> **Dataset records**
++++++++

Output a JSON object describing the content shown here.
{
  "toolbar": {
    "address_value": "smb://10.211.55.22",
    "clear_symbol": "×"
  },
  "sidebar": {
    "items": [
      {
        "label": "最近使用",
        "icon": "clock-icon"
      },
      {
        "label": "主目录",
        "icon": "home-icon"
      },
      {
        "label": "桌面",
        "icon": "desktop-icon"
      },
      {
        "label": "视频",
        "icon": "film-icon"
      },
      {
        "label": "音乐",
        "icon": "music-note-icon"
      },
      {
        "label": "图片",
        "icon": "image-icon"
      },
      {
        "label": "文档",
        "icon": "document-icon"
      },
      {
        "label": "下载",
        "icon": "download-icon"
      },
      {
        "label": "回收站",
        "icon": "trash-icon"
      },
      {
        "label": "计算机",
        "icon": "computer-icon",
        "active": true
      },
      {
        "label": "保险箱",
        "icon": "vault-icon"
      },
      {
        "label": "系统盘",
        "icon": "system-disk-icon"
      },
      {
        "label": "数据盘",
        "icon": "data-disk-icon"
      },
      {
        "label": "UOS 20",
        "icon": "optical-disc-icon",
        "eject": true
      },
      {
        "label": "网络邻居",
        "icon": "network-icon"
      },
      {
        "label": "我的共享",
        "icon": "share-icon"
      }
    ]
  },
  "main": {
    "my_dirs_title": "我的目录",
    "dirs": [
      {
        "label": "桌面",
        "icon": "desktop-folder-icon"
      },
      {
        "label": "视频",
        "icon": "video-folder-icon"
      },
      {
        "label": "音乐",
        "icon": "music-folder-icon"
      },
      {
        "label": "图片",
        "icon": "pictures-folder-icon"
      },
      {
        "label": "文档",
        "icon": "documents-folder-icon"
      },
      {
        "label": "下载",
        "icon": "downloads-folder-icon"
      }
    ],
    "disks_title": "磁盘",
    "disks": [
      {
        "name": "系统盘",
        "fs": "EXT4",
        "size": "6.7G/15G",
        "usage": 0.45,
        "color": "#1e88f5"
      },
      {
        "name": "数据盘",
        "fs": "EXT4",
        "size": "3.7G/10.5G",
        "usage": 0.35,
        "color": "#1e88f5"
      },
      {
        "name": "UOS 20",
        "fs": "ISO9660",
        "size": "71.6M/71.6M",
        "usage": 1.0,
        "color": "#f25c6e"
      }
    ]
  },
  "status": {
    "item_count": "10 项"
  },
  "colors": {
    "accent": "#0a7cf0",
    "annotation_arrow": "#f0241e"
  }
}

++++++++

> **What you should do**
Identify each line in the records above that contains the word "size", and copy it out in full.

> **Reply to the task**
        "size": "6.7G/15G",
        "size": "3.7G/10.5G",
        "size": "71.6M/71.6M",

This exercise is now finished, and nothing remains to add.